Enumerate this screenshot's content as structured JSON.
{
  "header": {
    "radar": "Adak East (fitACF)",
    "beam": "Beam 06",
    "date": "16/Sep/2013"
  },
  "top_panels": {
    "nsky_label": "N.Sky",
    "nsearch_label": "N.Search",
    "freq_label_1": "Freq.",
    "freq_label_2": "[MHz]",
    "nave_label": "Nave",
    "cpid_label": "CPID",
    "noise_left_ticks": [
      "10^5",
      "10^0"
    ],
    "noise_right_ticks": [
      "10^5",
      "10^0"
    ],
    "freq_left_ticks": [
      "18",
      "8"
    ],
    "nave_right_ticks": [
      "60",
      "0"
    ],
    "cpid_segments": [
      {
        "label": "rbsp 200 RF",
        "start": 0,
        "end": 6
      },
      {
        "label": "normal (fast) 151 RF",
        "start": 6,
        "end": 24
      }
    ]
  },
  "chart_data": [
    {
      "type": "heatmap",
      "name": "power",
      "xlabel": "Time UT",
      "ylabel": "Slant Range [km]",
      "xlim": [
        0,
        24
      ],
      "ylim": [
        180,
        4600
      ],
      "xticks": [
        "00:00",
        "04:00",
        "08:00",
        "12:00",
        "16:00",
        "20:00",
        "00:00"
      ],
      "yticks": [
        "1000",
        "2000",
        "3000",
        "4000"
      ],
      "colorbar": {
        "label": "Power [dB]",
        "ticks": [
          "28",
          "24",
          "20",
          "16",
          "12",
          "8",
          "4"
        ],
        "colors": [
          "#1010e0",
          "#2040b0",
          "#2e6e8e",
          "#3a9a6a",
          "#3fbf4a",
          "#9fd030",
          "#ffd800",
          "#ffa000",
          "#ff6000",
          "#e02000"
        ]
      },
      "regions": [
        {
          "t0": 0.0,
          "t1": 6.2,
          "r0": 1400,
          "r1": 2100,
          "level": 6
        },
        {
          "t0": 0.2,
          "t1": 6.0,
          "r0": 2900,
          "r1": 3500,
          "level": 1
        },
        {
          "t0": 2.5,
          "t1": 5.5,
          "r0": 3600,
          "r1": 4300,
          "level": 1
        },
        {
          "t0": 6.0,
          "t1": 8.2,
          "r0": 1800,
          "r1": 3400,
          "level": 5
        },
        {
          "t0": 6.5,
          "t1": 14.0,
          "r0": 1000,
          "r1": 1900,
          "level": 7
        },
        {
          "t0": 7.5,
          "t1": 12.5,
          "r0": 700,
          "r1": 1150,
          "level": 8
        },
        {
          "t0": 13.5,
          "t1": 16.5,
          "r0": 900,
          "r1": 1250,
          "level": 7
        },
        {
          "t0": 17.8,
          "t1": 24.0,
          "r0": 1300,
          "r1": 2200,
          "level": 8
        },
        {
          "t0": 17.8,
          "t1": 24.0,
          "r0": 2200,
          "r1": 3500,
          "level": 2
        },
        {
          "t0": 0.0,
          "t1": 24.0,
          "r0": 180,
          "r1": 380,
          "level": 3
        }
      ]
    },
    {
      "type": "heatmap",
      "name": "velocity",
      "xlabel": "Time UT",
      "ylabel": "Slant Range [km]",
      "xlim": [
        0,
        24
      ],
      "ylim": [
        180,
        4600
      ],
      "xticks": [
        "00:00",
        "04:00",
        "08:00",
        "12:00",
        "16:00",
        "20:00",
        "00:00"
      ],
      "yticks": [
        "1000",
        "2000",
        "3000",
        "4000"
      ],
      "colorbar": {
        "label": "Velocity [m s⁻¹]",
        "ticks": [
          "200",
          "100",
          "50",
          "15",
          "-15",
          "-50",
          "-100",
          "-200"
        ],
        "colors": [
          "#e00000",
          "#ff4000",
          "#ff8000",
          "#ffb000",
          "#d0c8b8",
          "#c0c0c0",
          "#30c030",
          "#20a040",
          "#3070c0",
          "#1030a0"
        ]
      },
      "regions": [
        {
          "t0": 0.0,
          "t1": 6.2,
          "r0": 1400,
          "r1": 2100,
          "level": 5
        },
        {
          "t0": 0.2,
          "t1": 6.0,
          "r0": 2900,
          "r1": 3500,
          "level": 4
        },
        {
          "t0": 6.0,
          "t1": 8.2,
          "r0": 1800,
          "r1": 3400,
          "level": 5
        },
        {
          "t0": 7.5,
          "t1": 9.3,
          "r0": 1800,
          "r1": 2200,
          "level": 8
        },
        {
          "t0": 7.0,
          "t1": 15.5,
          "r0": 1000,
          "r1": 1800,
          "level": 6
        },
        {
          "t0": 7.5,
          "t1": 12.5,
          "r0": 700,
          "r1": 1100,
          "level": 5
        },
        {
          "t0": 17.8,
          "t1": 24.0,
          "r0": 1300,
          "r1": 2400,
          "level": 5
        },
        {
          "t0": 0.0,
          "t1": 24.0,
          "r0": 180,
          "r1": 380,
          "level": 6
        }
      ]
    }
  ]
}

------------------------------------------------

== WHAT THE TASK ASKS ==
Produce an exact copy of the whole listing.

== FINAL RESULT ==
Enumerate this screenshot's content as structured JSON.
{
  "header": {
    "radar": "Adak East (fitACF)",
    "beam": "Beam 06",
    "date": "16/Sep/2013"
  },
  "top_panels": {
    "nsky_label": "N.Sky",
    "nsearch_label": "N.Search",
    "freq_label_1": "Freq.",
    "freq_label_2": "[MHz]",
    "nave_label": "Nave",
    "cpid_label": "CPID",
    "noise_left_ticks": [
      "10^5",
      "10^0"
    ],
    "noise_right_ticks": [
      "10^5",
      "10^0"
    ],
    "freq_left_ticks": [
      "18",
      "8"
    ],
    "nave_right_ticks": [
      "60",
      "0"
    ],
    "cpid_segments": [
      {
        "label": "rbsp 200 RF",
        "start": 0,
        "end": 6
      },
      {
        "label": "normal (fast) 151 RF",
        "start": 6,
        "end": 24
      }
    ]
  },
  "chart_data": [
    {
      "type": "heatmap",
      "name": "power",
      "xlabel": "Time UT",
      "ylabel": "Slant Range [km]",
      "xlim": [
        0,
        24
      ],
      "ylim": [
        180,
        4600
      ],
      "xticks": [
        "00:00",
        "04:00",
        "08:00",
        "12:00",
        "16:00",
        "20:00",
        "00:00"
      ],
      "yticks": [
        "1000",
        "2000",
        "3000",
        "4000"
      ],
      "colorbar": {
        "label": "Power [dB]",
        "ticks": [
          "28",
          "24",
          "20",
          "16",
          "12",
          "8",
          "4"
        ],
        "colors": [
          "#1010e0",
          "#2040b0",
          "#2e6e8e",
          "#3a9a6a",
          "#3fbf4a",
          "#9fd030",
          "#ffd800",
          "#ffa000",
          "#ff6000",
          "#e02000"
        ]
      },
      "regions": [
        {
          "t0": 0.0,
          "t1": 6.2,
          "r0": 1400,
          "r1": 2100,
          "level": 6
        },
        {
          "t0": 0.2,
          "t1": 6.0,
          "r0": 2900,
          "r1": 3500,
          "level": 1
        },
        {
          "t0": 2.5,
          "t1": 5.5,
          "r0": 3600,
          "r1": 4300,
          "level": 1
        },
        {
          "t0": 6.0,
          "t1": 8.2,
          "r0": 1800,
          "r1": 3400,
          "level": 5
        },
        {
          "t0": 6.5,
          "t1": 14.0,
          "r0": 1000,
          "r1": 1900,
          "level": 7
        },
        {
          "t0": 7.5,
          "t1": 12.5,
          "r0": 700,
          "r1": 1150,
          "level": 8
        },
        {
          "t0": 13.5,
          "t1": 16.5,
          "r0": 900,
          "r1": 1250,
          "level": 7
        },
        {
          "t0": 17.8,
          "t1": 24.0,
          "r0": 1300,
          "r1": 2200,
          "level": 8
        },
        {
          "t0": 17.8,
          "t1": 24.0,
          "r0": 2200,
          "r1": 3500,
          "level": 2
        },
        {
          "t0": 0.0,
          "t1": 24.0,
          "r0": 180,
          "r1": 380,
          "level": 3
        }
      ]
    },
    {
      "type": "heatmap",
      "name": "velocity",
      "xlabel": "Time UT",
      "ylabel": "Slant Range [km]",
      "xlim": [
        0,
        24
      ],
      "ylim": [
        180,
        4600
      ],
      "xticks": [
        "00:00",
        "04:00",
        "08:00",
        "12:00",
        "16:00",
        "20:00",
        "00:00"
      ],
      "yticks": [
        "1000",
        "2000",
        "3000",
        "4000"
      ],
      "colorbar": {
        "label": "Velocity [m s⁻¹]",
        "ticks": [
          "200",
          "100",
          "50",
          "15",
          "-15",
          "-50",
          "-100",
          "-200"
        ],
        "colors": [
          "#e00000",
          "#ff4000",
          "#ff8000",
          "#ffb000",
          "#d0c8b8",
          "#c0c0c0",
          "#30c030",
          "#20a040",
          "#3070c0",
          "#1030a0"
        ]
      },
      "regions": [
        {
          "t0": 0.0,
          "t1": 6.2,
          "r0": 1400,
          "r1": 2100,
          "level": 5
        },
        {
          "t0": 0.2,
          "t1": 6.0,
          "r0": 2900,
          "r1": 3500,
          "level": 4
        },
        {
          "t0": 6.0,
          "t1": 8.2,
          "r0": 1800,
          "r1": 3400,
          "level": 5
        },
        {
          "t0": 7.5,
          "t1": 9.3,
          "r0": 1800,
          "r1": 2200,
          "level": 8
        },
        {
          "t0": 7.0,
          "t1": 15.5,
          "r0": 1000,
          "r1": 1800,
          "level": 6
        },
        {
          "t0": 7.5,
          "t1": 12.5,
          "r0": 700,
          "r1": 1100,
          "level": 5
        },
        {
          "t0": 17.8,
          "t1": 24.0,
          "r0": 1300,
          "r1": 2400,
          "level": 5
        },
        {
          "t0": 0.0,
          "t1": 24.0,
          "r0": 180,
          "r1": 380,
          "level": 6
        }
      ]
    }
  ]
}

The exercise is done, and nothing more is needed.